SHORT PROBLEM: Find the lines holding "when" and copy them.

Records from a dataset:
____________________

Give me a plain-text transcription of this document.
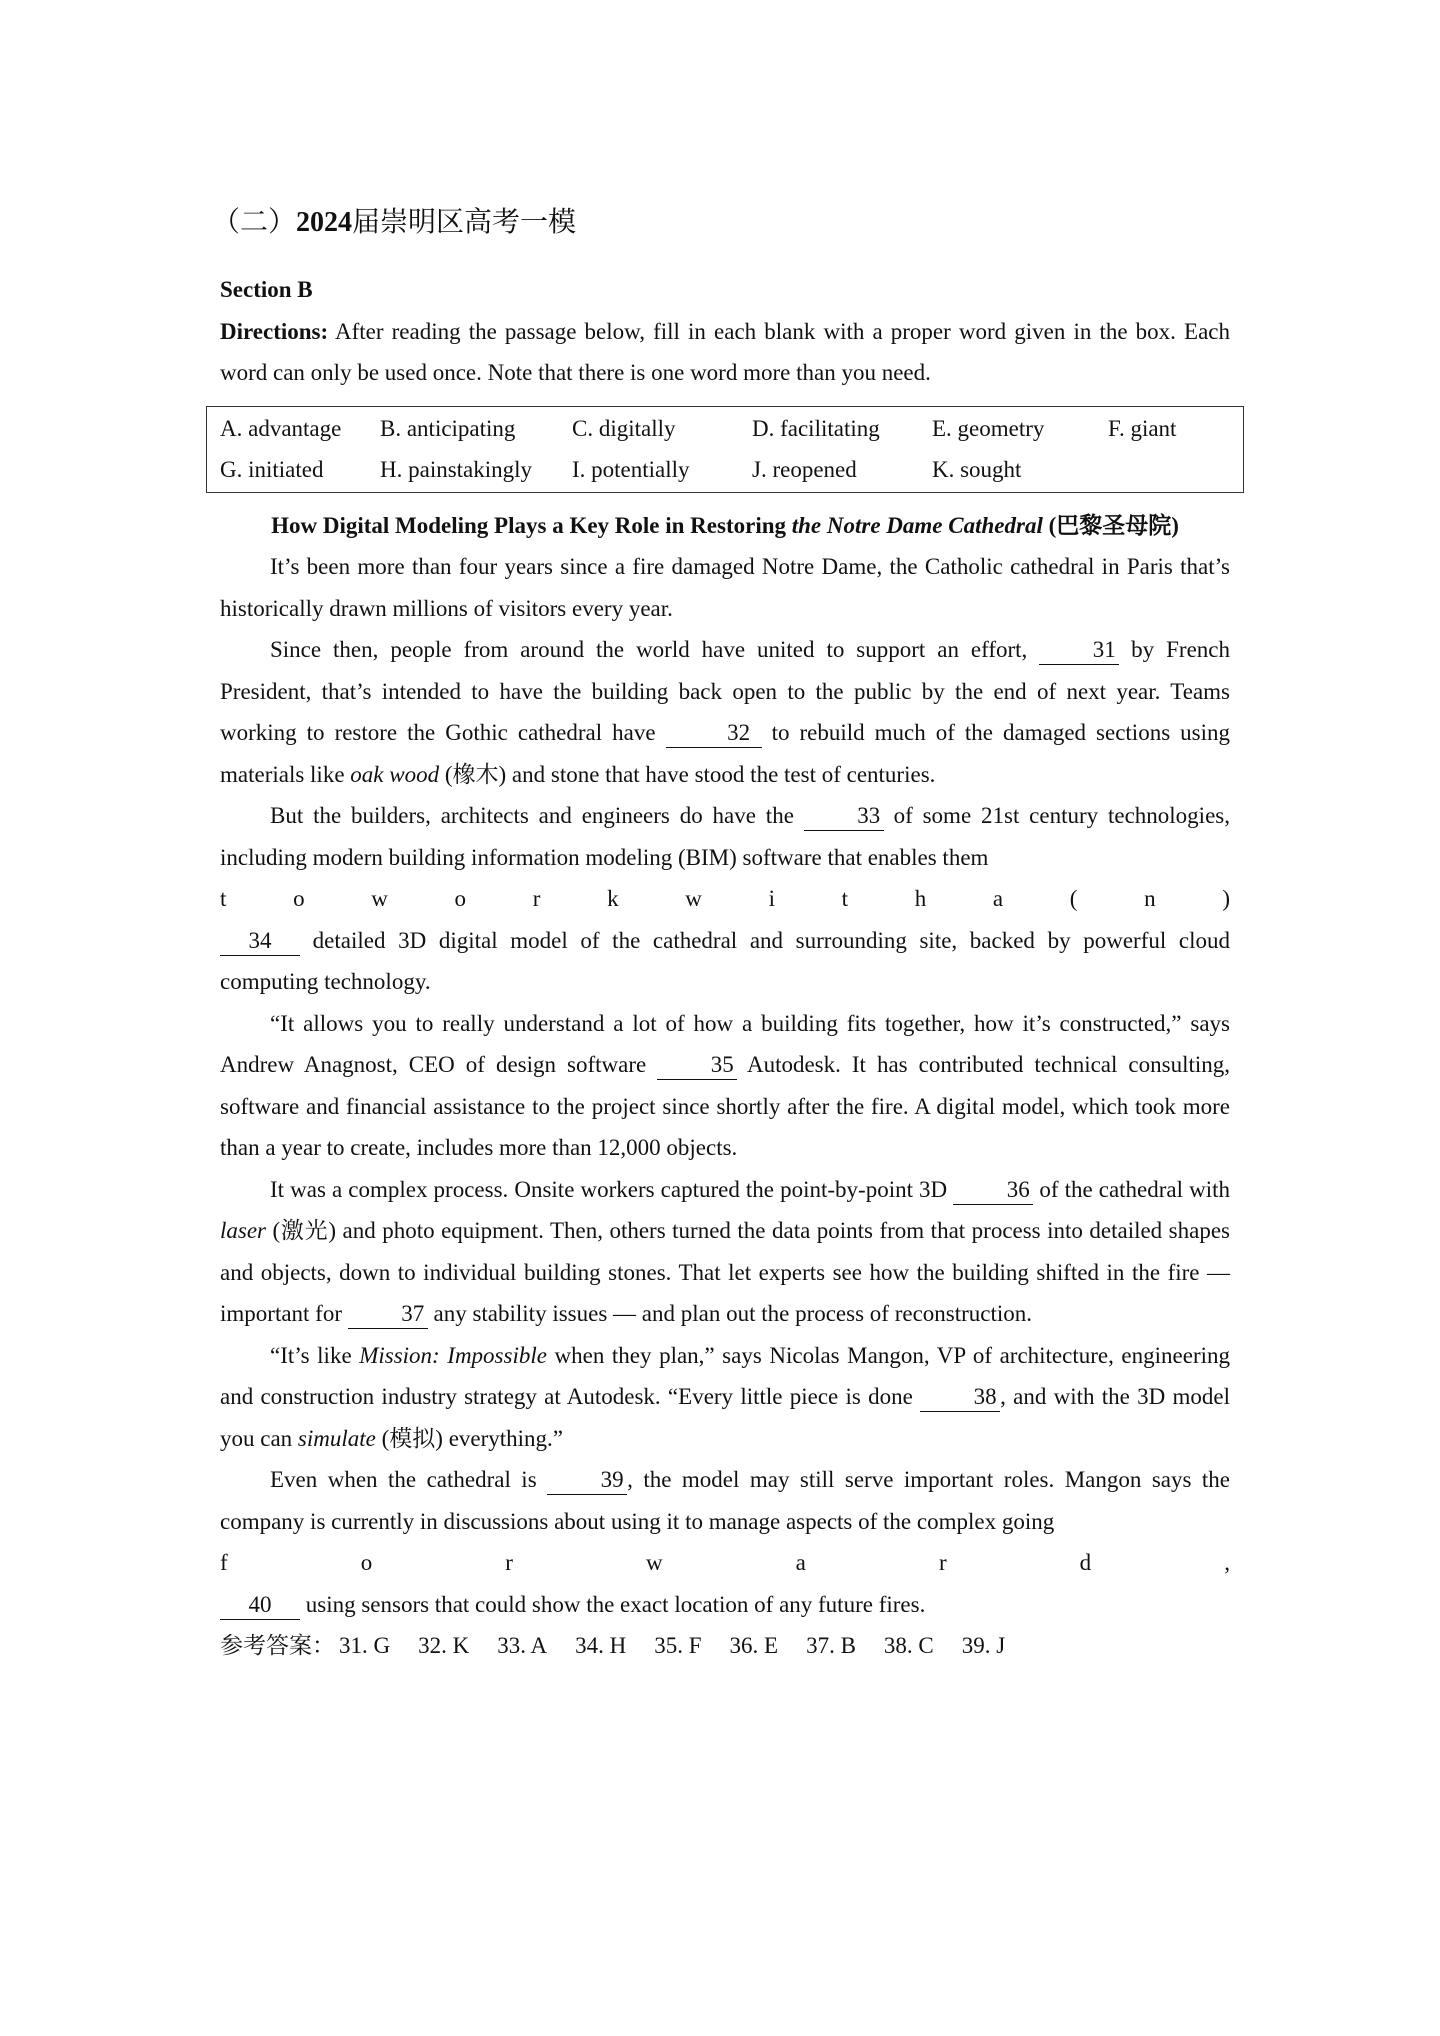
（二）2024届崇明区高考一模

Section B

Directions: After reading the passage below, fill in each blank with a proper word given in the box. Each word can only be used once. Note that there is one word more than you need.

A. advantage	B. anticipating	C. digitally	D. facilitating	E. geometry	F. giant
G. initiated	H. painstakingly	I. potentially	J. reopened	K. sought

How Digital Modeling Plays a Key Role in Restoring the Notre Dame Cathedral (巴黎圣母院)

It’s been more than four years since a fire damaged Notre Dame, the Catholic cathedral in Paris that’s historically drawn millions of visitors every year.

Since then, people from around the world have united to support an effort, 31 by French President, that’s intended to have the building back open to the public by the end of next year. Teams working to restore the Gothic cathedral have	32 to rebuild much of the damaged sections using materials like oak wood (橡木) and stone that have stood the test of centuries.

But the builders, architects and engineers do have the 33 of some 21st century technologies, including modern building information modeling (BIM) software that enables them

t o w o r k w i t h a ( n )

34 detailed 3D digital model of the cathedral and surrounding site, backed by powerful cloud computing technology.

“It allows you to really understand a lot of how a building fits together, how it’s constructed,” says Andrew Anagnost, CEO of design software 35 Autodesk. It has contributed technical consulting, software and financial assistance to the project since shortly after the fire. A digital model, which took more than a year to create, includes more than 12,000 objects.

It was a complex process. Onsite workers captured the point-by-point 3D 36 of the cathedral with laser (激光) and photo equipment. Then, others turned the data points from that process into detailed shapes and objects, down to individual building stones. That let experts see how the building shifted in the fire — important for 37 any stability issues — and plan out the process of reconstruction.

“It’s like Mission: Impossible when they plan,” says Nicolas Mangon, VP of architecture, engineering and construction industry strategy at Autodesk. “Every little piece is done 38 , and with the 3D model you can simulate (模拟) everything.”

Even when the cathedral is 39 , the model may still serve important roles. Mangon says the company is currently in discussions about using it to manage aspects of the complex going

f o r w a r d ,

40 using sensors that could show the exact location of any future fires.

参考答案： 31. G 32. K 33. A 34. H 35. F 36. E 37. B 38. C 39. J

____________________

ANSWER TO THE EXERCISE:
“It’s like Mission: Impossible when they plan,” says Nicolas Mangon, VP of architecture, engineering and construction industry strategy at Autodesk. “Every little piece is done 38 , and with the 3D model you can simulate (模拟) everything.”
Even when the cathedral is 39 , the model may still serve important roles. Mangon says the company is currently in discussions about using it to manage aspects of the complex going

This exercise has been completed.